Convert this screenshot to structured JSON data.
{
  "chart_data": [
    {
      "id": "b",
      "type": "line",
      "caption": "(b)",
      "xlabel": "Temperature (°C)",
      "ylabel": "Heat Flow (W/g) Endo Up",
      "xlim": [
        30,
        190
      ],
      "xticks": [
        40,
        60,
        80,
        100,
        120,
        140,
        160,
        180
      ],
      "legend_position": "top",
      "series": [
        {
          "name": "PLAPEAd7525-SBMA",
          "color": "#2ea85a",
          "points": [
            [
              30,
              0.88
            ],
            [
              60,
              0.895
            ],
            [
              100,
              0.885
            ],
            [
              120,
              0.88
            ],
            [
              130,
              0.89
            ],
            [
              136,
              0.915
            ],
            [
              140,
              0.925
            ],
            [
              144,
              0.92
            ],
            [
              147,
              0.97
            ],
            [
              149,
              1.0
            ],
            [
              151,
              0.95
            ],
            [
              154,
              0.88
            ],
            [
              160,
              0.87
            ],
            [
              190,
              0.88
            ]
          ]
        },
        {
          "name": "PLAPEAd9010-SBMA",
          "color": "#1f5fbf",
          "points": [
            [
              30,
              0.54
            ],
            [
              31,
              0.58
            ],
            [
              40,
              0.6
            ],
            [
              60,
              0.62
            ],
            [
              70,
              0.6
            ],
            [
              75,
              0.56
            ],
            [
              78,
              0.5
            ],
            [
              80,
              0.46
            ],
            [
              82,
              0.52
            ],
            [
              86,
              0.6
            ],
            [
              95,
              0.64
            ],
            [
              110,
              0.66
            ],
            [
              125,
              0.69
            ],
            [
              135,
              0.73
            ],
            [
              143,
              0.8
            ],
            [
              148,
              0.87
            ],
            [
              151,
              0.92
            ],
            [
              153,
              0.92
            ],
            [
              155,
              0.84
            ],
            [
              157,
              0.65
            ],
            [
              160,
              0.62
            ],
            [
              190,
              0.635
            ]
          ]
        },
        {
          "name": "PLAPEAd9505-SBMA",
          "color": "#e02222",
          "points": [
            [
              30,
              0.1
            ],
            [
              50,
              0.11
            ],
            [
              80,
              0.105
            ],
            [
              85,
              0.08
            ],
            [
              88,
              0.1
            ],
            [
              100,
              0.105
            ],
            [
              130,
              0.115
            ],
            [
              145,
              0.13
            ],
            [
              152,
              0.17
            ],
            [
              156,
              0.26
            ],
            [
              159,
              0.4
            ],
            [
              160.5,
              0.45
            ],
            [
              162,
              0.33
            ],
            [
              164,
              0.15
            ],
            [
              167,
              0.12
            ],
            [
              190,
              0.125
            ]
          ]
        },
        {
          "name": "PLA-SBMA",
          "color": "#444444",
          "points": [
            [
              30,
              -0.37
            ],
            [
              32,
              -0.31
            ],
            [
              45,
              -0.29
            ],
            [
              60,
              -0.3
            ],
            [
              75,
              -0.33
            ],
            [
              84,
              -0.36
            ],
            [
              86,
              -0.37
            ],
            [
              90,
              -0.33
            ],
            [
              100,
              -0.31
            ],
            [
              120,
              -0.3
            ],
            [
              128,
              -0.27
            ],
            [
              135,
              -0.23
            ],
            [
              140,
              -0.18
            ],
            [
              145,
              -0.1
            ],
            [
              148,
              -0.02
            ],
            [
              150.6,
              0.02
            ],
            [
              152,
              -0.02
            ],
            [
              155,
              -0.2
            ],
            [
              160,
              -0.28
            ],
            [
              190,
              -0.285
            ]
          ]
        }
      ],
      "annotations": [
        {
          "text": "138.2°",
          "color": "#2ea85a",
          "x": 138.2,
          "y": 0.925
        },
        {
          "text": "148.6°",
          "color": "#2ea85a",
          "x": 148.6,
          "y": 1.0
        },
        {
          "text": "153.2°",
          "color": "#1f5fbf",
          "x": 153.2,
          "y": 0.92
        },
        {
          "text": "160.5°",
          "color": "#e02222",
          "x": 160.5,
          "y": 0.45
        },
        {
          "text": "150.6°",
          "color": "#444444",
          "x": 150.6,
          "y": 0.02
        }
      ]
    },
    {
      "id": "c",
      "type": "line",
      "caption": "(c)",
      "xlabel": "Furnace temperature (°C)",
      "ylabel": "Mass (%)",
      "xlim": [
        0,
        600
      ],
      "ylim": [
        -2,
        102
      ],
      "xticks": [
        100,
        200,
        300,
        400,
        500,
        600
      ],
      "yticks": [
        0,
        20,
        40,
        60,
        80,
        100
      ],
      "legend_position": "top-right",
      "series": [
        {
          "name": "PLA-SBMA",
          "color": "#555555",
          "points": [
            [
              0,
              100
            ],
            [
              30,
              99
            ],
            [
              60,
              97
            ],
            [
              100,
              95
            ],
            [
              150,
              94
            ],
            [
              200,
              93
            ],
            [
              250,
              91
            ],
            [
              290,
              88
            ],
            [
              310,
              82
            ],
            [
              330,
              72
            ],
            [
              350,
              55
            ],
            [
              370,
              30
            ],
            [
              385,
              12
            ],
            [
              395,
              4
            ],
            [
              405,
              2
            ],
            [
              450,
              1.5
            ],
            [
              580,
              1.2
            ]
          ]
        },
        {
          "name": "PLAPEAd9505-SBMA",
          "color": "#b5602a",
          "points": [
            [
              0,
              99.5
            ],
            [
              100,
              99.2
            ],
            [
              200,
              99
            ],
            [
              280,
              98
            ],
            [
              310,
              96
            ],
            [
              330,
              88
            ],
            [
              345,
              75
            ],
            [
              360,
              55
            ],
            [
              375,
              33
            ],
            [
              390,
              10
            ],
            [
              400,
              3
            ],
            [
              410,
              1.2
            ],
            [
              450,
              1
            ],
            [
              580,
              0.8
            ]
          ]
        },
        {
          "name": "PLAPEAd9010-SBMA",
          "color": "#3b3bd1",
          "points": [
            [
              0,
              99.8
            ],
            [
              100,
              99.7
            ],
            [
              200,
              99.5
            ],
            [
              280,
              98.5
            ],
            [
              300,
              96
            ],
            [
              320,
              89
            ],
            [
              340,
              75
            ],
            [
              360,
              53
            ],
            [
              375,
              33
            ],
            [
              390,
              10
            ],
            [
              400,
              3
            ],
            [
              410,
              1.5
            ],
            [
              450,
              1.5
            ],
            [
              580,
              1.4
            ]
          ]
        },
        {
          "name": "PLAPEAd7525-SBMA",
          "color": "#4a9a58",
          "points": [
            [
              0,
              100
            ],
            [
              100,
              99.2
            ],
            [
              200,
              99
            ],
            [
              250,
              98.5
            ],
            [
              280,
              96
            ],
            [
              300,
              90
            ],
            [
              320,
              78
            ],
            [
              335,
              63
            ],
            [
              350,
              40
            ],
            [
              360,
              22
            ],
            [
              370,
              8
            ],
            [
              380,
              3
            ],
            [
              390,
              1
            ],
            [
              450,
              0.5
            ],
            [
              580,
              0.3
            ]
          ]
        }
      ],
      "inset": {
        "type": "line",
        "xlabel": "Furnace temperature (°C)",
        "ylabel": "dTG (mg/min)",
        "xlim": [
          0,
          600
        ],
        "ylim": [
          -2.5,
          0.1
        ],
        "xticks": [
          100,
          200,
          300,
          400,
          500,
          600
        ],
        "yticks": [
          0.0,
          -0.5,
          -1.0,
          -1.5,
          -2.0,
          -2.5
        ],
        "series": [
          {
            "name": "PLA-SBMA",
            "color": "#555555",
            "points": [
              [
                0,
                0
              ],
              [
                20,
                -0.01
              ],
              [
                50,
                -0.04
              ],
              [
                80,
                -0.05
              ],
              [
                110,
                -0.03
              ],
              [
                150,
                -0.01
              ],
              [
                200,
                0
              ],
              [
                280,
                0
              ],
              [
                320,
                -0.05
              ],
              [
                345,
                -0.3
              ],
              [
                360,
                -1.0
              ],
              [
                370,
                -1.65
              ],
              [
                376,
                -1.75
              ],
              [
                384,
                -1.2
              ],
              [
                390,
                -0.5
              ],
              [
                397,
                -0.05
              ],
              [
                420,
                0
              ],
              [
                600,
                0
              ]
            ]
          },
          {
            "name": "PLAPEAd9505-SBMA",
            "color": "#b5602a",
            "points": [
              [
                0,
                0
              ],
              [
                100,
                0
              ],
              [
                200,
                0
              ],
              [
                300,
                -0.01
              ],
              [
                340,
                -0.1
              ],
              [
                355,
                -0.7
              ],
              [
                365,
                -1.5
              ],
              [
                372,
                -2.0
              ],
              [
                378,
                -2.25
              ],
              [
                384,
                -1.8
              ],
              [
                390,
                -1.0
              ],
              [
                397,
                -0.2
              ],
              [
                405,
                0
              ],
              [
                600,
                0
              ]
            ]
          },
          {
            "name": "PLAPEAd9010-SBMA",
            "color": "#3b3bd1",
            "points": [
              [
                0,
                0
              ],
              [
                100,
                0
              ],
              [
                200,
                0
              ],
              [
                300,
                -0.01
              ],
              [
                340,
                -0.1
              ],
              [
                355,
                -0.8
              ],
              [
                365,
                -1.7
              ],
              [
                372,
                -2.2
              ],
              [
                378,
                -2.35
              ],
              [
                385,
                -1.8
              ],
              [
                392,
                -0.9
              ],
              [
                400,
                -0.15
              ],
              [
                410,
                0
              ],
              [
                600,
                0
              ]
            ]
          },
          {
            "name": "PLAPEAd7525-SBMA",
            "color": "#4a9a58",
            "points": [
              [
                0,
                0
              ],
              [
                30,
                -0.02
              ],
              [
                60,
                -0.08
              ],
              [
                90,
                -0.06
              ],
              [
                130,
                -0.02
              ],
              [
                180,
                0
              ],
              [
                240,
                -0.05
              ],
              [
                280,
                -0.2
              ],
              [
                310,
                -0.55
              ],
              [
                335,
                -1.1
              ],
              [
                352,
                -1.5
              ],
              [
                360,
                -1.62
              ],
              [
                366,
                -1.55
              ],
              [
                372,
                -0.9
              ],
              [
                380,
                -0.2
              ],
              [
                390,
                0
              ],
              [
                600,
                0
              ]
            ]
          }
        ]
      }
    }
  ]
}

▶ [Set task]:
Pick out lines containing the word "xlabel", each one as written.

▶ [Solved problem]:
      "xlabel": "Temperature (°C)",
      "xlabel": "Furnace temperature (°C)",
        "xlabel": "Furnace temperature (°C)",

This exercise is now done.